**TEXT EXCERPT**

[Start of section]

Not feeling good enough is a common denominator of all emotional issues nowadays.This fear is one of the deepest, most fundamental fears every human being on the planet has. It's our mind's default setting. When you don't feel enough, you can't seem to get enough of anything- be it food, shopping or even gambling. The feeling of not enough-ness can be traced back to childhood, in our formative years, where one harsh comment or even worse, abuse, can cause the child to not feel enough to be loved by its parent.It is at the root of all emotional pain that results in overeating, excessive shopping, procrastination, self-hatred or self-sabotage.
𝓗𝓸𝔀 𝓽𝓸 𝓭𝓮𝓪𝓵 𝔀𝓲𝓽𝓱 𝓲𝓽
Once you have recognised what lies at the root of your emotional pain, make a choice to remove it or at least to minimise it. In this way, you can reactivate the feeling of enoughness you were born with. Some ways to cope are the following.

[End of section]

**WHAT IS BEING ASKED**
In the passage on not feeling good enough, what period of life does the feeling of not enough-ness trace back to?

**DATA EXTRACT**

[Start of section]

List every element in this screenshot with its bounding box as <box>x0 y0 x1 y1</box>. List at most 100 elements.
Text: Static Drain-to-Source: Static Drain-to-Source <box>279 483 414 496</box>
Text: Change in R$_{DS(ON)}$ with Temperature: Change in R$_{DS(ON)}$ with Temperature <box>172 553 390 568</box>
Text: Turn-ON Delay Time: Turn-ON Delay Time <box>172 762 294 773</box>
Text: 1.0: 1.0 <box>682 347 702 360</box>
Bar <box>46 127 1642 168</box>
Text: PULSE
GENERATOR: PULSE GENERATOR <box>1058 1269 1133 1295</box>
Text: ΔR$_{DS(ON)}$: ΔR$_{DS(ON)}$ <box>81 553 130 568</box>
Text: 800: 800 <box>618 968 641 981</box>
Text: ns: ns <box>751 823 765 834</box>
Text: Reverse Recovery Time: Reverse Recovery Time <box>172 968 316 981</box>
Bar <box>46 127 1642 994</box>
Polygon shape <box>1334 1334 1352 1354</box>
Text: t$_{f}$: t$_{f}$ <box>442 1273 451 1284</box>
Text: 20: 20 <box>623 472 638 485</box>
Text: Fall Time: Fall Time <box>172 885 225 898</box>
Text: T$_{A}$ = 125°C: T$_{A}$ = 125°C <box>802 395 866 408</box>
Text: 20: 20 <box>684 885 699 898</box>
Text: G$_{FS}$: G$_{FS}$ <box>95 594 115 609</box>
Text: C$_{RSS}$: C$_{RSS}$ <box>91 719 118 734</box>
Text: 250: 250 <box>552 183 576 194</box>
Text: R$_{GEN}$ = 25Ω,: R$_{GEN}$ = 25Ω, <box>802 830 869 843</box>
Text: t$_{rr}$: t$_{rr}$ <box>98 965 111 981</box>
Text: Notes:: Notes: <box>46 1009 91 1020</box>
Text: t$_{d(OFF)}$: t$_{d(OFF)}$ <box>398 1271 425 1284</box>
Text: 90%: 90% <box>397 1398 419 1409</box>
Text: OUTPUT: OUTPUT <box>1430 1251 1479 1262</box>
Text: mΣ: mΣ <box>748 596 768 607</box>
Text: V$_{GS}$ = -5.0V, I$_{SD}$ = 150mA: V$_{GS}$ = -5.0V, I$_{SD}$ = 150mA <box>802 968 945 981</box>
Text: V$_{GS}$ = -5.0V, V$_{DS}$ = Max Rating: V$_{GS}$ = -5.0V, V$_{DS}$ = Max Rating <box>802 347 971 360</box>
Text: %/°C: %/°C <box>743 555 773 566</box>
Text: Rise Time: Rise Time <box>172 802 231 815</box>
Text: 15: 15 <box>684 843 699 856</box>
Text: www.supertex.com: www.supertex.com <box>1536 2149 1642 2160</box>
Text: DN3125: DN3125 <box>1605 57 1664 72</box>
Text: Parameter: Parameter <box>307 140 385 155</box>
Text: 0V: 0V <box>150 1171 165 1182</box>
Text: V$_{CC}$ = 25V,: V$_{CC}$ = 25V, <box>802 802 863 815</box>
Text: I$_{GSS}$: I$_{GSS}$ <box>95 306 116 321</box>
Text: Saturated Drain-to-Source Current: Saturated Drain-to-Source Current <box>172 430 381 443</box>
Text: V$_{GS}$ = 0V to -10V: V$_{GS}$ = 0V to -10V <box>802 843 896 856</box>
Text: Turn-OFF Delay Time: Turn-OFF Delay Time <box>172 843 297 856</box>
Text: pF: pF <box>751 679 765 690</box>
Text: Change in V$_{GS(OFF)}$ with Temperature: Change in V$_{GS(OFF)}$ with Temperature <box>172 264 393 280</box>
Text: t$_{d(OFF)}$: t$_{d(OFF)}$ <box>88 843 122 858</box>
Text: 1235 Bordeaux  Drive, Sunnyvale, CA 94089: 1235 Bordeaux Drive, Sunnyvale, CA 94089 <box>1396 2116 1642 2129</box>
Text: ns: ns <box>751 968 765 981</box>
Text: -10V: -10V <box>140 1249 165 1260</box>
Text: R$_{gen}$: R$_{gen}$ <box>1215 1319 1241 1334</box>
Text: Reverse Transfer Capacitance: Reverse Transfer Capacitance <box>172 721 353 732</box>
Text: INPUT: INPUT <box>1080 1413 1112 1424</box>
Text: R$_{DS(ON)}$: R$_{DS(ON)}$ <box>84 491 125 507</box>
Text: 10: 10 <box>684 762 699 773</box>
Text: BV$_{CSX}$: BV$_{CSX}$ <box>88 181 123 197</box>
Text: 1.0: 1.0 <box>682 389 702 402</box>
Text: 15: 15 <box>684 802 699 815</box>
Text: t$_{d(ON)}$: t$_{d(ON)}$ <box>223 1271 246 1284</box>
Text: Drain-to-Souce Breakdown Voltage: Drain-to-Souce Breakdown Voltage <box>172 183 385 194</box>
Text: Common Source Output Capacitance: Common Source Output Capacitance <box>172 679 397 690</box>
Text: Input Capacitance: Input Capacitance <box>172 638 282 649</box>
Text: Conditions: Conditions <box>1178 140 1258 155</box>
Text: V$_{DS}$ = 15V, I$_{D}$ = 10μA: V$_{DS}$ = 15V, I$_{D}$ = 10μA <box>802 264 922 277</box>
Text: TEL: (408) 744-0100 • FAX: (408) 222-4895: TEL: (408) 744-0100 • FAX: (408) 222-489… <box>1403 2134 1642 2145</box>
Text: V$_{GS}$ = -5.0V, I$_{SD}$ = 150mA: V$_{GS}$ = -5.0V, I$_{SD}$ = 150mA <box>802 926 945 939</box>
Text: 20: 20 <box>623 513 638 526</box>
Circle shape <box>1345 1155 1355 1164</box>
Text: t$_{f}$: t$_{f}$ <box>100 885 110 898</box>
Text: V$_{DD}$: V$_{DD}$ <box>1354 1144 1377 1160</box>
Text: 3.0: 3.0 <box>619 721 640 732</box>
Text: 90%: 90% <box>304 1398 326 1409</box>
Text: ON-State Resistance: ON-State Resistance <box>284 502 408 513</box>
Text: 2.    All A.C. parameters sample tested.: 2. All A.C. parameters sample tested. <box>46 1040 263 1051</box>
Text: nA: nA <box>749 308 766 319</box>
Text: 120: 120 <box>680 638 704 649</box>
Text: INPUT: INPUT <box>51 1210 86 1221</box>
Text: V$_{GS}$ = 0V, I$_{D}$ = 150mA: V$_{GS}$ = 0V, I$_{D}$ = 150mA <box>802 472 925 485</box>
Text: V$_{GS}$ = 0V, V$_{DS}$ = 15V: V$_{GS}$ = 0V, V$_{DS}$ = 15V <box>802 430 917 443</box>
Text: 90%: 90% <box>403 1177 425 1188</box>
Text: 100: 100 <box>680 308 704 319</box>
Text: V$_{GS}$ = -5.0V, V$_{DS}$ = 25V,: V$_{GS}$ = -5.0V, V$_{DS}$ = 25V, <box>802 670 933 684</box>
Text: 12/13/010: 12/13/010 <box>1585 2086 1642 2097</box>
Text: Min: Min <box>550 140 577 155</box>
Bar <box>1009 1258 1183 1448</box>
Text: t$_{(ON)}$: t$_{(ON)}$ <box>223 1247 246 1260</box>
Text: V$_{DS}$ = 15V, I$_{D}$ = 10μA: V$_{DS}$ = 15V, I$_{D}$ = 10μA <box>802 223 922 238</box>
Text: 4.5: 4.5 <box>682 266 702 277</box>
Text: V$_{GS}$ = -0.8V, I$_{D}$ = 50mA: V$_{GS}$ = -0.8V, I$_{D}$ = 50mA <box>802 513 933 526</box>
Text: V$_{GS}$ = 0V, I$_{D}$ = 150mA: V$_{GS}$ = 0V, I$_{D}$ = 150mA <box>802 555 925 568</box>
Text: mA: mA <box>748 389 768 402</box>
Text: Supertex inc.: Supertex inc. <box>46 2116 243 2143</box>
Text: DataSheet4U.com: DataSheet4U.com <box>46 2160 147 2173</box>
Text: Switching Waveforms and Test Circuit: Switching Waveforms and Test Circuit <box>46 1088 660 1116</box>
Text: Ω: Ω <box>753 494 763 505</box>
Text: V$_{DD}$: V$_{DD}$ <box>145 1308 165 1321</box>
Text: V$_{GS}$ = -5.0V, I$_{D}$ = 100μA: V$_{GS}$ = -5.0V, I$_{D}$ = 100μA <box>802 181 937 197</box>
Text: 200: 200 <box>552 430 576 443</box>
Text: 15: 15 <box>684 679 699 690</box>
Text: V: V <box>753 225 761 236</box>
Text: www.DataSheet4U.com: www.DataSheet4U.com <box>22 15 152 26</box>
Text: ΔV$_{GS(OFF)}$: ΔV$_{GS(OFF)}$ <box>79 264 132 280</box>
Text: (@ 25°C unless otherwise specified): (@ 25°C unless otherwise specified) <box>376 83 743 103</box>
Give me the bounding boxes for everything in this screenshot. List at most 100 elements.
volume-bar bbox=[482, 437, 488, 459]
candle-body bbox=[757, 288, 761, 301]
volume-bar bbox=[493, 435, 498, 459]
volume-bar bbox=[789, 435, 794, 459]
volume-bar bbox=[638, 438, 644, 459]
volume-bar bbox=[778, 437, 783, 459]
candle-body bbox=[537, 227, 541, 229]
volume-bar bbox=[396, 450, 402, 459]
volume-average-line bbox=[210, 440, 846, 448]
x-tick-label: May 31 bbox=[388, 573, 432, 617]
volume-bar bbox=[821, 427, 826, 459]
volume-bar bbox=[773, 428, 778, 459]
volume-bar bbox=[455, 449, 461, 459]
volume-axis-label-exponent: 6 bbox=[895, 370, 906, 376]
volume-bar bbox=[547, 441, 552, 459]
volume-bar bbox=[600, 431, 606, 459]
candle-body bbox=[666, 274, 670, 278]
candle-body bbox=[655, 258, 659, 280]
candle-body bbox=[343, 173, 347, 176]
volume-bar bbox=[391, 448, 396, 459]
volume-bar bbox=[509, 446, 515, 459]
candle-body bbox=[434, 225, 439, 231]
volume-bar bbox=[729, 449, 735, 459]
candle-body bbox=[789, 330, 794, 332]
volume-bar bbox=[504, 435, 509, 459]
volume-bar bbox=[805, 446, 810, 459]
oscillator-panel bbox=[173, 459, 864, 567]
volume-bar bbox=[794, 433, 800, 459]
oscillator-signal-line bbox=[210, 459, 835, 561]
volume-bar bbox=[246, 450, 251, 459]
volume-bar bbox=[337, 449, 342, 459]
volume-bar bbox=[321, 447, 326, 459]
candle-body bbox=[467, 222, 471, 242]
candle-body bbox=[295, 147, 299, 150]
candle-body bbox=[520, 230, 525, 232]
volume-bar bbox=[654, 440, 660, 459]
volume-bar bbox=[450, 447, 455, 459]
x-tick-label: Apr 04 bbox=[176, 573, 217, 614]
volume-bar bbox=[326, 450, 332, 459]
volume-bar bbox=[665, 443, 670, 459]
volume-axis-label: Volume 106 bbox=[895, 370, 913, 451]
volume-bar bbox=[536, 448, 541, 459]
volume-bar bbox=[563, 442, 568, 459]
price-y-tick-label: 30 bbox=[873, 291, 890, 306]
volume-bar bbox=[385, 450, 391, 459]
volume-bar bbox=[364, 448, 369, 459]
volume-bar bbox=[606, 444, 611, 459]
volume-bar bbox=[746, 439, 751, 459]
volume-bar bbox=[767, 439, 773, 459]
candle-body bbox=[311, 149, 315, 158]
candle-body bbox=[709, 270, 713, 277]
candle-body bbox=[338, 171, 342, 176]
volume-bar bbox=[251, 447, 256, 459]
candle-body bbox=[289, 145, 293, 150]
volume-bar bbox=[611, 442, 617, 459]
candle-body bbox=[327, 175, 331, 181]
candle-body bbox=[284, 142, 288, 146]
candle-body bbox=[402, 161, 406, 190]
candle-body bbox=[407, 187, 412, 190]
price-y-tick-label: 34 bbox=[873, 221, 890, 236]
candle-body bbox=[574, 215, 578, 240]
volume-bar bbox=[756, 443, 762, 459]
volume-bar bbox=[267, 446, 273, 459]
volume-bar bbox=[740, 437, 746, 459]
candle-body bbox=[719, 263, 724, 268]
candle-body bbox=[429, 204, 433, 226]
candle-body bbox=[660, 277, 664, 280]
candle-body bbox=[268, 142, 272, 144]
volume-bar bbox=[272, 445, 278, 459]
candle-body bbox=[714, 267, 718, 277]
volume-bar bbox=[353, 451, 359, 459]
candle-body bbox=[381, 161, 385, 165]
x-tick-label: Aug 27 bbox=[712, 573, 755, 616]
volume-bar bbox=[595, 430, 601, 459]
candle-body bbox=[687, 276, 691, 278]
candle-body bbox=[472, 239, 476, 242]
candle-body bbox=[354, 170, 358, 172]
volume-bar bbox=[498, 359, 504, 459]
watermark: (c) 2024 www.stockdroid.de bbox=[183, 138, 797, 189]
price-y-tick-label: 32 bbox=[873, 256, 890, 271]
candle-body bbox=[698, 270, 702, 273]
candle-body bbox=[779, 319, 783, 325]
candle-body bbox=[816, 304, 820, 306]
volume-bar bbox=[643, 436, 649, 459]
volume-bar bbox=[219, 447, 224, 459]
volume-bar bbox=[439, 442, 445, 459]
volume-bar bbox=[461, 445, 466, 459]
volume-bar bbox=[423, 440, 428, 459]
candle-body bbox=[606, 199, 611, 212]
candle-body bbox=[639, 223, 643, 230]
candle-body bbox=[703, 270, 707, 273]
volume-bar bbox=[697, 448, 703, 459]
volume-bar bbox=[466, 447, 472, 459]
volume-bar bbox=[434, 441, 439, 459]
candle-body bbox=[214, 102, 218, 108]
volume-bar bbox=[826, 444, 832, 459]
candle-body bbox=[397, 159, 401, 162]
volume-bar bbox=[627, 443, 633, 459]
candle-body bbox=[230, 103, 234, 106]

[End of section]

**WRITTEN SOLUTION**
Childhood, in our formative years.